TASK PROMPT - Every record should be written out exactly, please.

EXERCISE INPUTS -

>>>>>

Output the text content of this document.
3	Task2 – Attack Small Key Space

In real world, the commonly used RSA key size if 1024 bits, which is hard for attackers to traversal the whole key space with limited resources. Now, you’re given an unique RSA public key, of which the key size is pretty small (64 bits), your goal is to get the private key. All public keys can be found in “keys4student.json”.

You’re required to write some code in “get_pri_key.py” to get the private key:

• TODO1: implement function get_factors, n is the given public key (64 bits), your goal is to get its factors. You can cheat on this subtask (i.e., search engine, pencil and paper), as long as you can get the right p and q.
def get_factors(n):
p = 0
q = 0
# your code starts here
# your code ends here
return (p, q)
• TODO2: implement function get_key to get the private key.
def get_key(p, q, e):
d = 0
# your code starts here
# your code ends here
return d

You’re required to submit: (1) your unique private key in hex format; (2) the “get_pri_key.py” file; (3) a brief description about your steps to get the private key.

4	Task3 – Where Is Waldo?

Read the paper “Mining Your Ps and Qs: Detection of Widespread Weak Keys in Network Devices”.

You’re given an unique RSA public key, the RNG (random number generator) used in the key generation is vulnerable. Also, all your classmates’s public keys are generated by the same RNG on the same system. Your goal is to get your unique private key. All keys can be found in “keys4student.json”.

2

<<<<<

ANSWER IN FULL -
Output the text content of this document.
3	Task2 – Attack Small Key Space

In real world, the commonly used RSA key size if 1024 bits, which is hard for attackers to traversal the whole key space with limited resources. Now, you’re given an unique RSA public key, of which the key size is pretty small (64 bits), your goal is to get the private key. All public keys can be found in “keys4student.json”.

You’re required to write some code in “get_pri_key.py” to get the private key:

• TODO1: implement function get_factors, n is the given public key (64 bits), your goal is to get its factors. You can cheat on this subtask (i.e., search engine, pencil and paper), as long as you can get the right p and q.
def get_factors(n):
p = 0
q = 0
# your code starts here
# your code ends here
return (p, q)
• TODO2: implement function get_key to get the private key.
def get_key(p, q, e):
d = 0
# your code starts here
# your code ends here
return d

You’re required to submit: (1) your unique private key in hex format; (2) the “get_pri_key.py” file; (3) a brief description about your steps to get the private key.

4	Task3 – Where Is Waldo?

Read the paper “Mining Your Ps and Qs: Detection of Widespread Weak Keys in Network Devices”.

You’re given an unique RSA public key, the RNG (random number generator) used in the key generation is vulnerable. Also, all your classmates’s public keys are generated by the same RNG on the same system. Your goal is to get your unique private key. All keys can be found in “keys4student.json”.

2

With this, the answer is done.